Copy all lines of the listing that include the string "Canada".

** start of GIVEN RECORDS **

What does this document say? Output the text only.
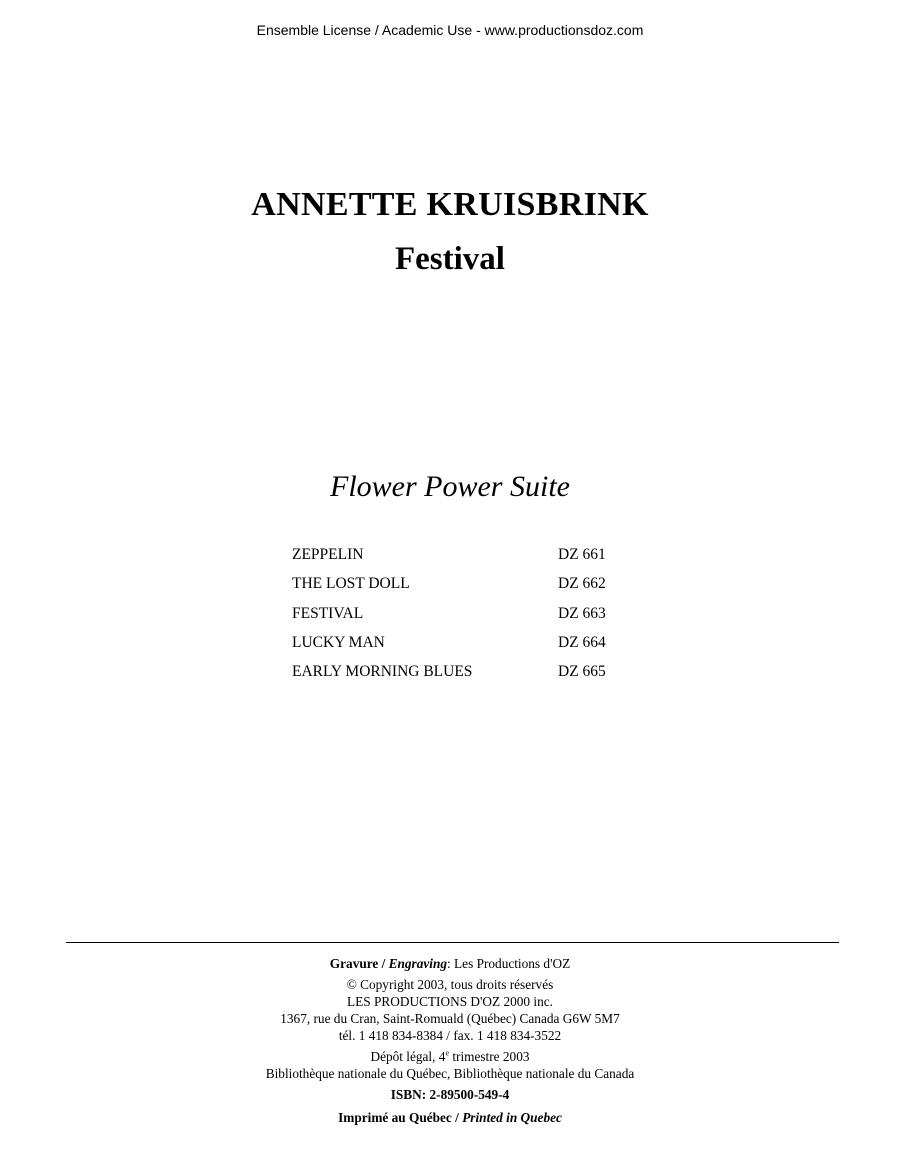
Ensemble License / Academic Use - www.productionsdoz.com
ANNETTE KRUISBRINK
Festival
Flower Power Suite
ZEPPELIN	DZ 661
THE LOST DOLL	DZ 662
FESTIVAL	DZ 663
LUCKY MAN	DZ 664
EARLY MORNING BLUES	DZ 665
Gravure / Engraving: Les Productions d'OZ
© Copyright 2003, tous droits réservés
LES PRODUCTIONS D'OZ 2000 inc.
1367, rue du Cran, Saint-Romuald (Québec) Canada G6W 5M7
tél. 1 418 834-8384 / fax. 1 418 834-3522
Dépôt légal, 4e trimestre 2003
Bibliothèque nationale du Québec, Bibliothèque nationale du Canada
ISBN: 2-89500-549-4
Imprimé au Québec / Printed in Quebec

** end of GIVEN RECORDS **

FINAL RESULT:
1367, rue du Cran, Saint-Romuald (Québec) Canada G6W 5M7
Bibliothèque nationale du Québec, Bibliothèque nationale du Canada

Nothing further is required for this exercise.